A package dependency failure in Fedora 15

June 14, 2011

I have a quite simple view of package dependency failures for packages in a distribution's official repositories: they shouldn't exist. More precisely, any package with unmet dependencies should be excluded from the repository. Letting such packages sit in your repository is an unhelpful lie, one that particularly irritates sysadmins, and in my opinion it makes you look just as amateurish or at least frustrating, as frustrating as those stores that list things as available only to turn out to be out of stock on them when you actually try to order.

(Ideally the repository would exclude all uninstallable packages, but there are twisty situations where checking that is complicated. But checking for unmet dependencies is relatively simple and straightforward.)

Today's offender is Fedora 15 and the gnome-applet-sshmenu package (I've grumped at Ubuntu for similar issues, so turnabout is fair play). As covered in Fedora bug #711555, this depends on a package capability (Ruby bindings for the Gnome panel) that is not available in Fedora 15 because of the upgrade to Gnome 3. This unmet dependency is trivial to find and determine. But it wasn't, and so you have an uninstallable package sitting in the Fedora 15 repository, tantalizing and annoying people.

Exercise brief:
According to the Fedora 15 dependency post, why can't the gnome-applet-sshmenu package be installed in Fedora 15?

Supplied material:

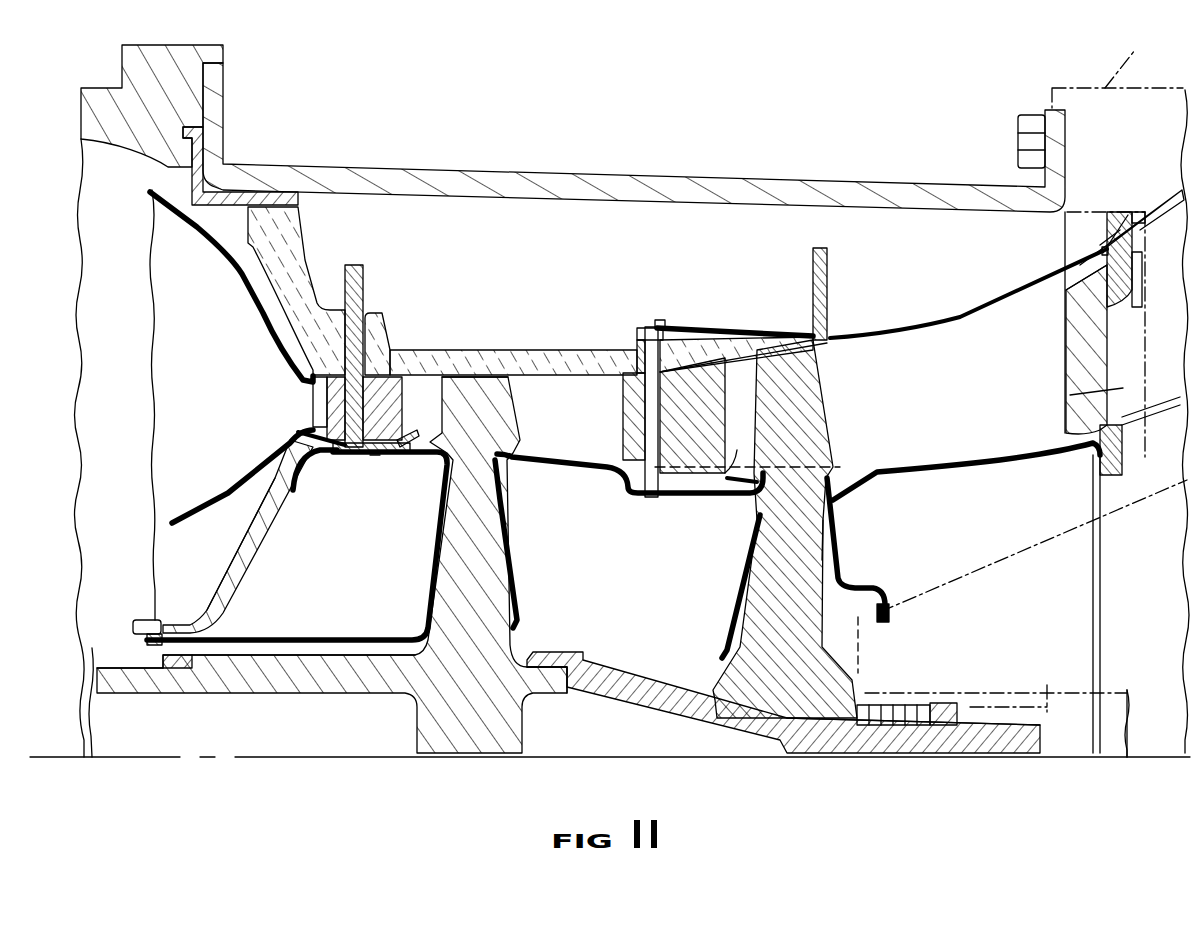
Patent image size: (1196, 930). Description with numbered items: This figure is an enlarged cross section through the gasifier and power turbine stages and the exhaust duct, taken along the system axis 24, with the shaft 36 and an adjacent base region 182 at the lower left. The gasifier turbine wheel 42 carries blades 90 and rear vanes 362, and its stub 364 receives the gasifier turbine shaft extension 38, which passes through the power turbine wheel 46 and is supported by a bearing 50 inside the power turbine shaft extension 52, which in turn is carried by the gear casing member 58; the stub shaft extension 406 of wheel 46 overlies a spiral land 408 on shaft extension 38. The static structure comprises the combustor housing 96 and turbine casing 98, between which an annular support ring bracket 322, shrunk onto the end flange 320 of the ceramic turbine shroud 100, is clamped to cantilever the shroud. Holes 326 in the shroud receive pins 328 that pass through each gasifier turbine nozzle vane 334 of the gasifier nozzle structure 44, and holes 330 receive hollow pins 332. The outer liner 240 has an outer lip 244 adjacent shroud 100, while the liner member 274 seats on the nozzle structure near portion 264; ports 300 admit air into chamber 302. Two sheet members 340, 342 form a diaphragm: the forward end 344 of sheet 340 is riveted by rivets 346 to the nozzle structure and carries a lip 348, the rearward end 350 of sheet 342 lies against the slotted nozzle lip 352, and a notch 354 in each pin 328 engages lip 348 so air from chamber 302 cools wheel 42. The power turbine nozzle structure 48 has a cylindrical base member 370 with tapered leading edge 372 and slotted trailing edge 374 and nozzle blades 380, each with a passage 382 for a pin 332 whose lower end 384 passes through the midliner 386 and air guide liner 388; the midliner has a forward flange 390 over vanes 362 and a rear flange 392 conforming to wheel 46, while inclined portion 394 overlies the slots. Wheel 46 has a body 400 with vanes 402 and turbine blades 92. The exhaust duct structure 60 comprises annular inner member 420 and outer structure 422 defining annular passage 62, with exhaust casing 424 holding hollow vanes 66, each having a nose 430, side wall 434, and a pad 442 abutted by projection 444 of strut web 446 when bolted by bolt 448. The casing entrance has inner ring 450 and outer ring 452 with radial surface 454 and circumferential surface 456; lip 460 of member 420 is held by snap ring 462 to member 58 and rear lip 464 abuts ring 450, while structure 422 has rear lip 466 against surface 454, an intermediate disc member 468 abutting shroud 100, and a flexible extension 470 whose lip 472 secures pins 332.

The axis 24 is at (360, 757).
The shaft 36 is at (380, 686).
The gasifier turbine shaft extension 38 is at (608, 668).
The gasifier turbine wheel 42 is at (510, 640).
The gasifier nozzle structure 44 is at (385, 390).
The power turbine wheel 46 is at (840, 475).
The power turbine nozzle structure 48 is at (690, 388).
The bearing 50 is at (1050, 700).
The power turbine shaft extension 52 is at (1022, 690).
The gear casing member 58 is at (1008, 552).
The exhaust duct structure 60 is at (1045, 80).
The annular passage 62 is at (940, 407).
The hollow vane 66 is at (1133, 60).
The blades 90 is at (475, 393).
The turbine blades 92 is at (805, 402).
The combustor housing 96 is at (103, 90).
The turbine casing 98 is at (475, 165).
The turbine shroud 100 is at (435, 352).
The base plate 182 is at (180, 692).
The outer liner element 240 is at (240, 257).
The outer lip 244 is at (300, 378).
The portion of gasifier nozzle structure 264 is at (268, 521).
The fourth combustor liner member 274 is at (237, 490).
The ports 300 is at (227, 583).
The chamber 302 is at (330, 599).
The end flange 320 is at (305, 238).
The annular support ring bracket 322 is at (232, 188).
The holes 326 is at (366, 298).
The pins 328 is at (363, 270).
The holes 330 is at (637, 347).
The pins 332 is at (645, 330).
The gasifier turbine nozzle vane 334 is at (320, 404).
The sheet member 340 is at (430, 557).
The sheet member 342 is at (375, 462).
The forward end 344 is at (147, 640).
The rivets 346 is at (147, 617).
The lip 348 is at (320, 463).
The rearward end 350 is at (427, 462).
The nozzle lip 352 is at (410, 440).
The notch 354 is at (310, 426).
The vanes 362 is at (515, 568).
The stub 364 is at (548, 682).
The cylindrical base member 370 is at (583, 460).
The tapered leading edge 372 is at (545, 458).
The tapered trailing edge 374 is at (735, 466).
The nozzle blades 380 is at (720, 390).
The passage 382 is at (668, 476).
The lower end 384 is at (645, 497).
The midliner 386 is at (556, 473).
The air guide liner 388 is at (690, 497).
The forward flange 390 is at (507, 512).
The rear flange 392 is at (746, 561).
The inclined portion 394 is at (732, 482).
The body 400 is at (807, 627).
The vanes 402 is at (730, 641).
The stub shaft extension 406 is at (953, 707).
The spiral land 408 is at (872, 725).
The annular inner member 420 is at (970, 472).
The annular outer structure 422 is at (956, 318).
The exhaust casing 424 is at (1162, 192).
The nose 430 is at (1066, 358).
The side wall 434 is at (1070, 395).
The pad 442 is at (1072, 300).
The projection 444 is at (1109, 272).
The strut web 446 is at (1125, 393).
The bolt 448 is at (1018, 135).
The inner ring 450 is at (1123, 460).
The outer ring 452 is at (1112, 232).
The radial surface 454 is at (1110, 225).
The circumferential surface 456 is at (1118, 215).
The lip 460 is at (887, 607).
The snap ring 462 is at (870, 610).
The rear lip 464 is at (1090, 448).
The rear lip 466 is at (1102, 252).
The intermediate disc member 468 is at (828, 338).
The flexible extension 470 is at (720, 328).
The lip 472 is at (660, 320).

Exercise response:
It depends on a package capability, Ruby bindings for the Gnome panel, that Fedora 15 doesn't provide. That capability went away with the upgrade to Gnome 3, so the dependency can't be met.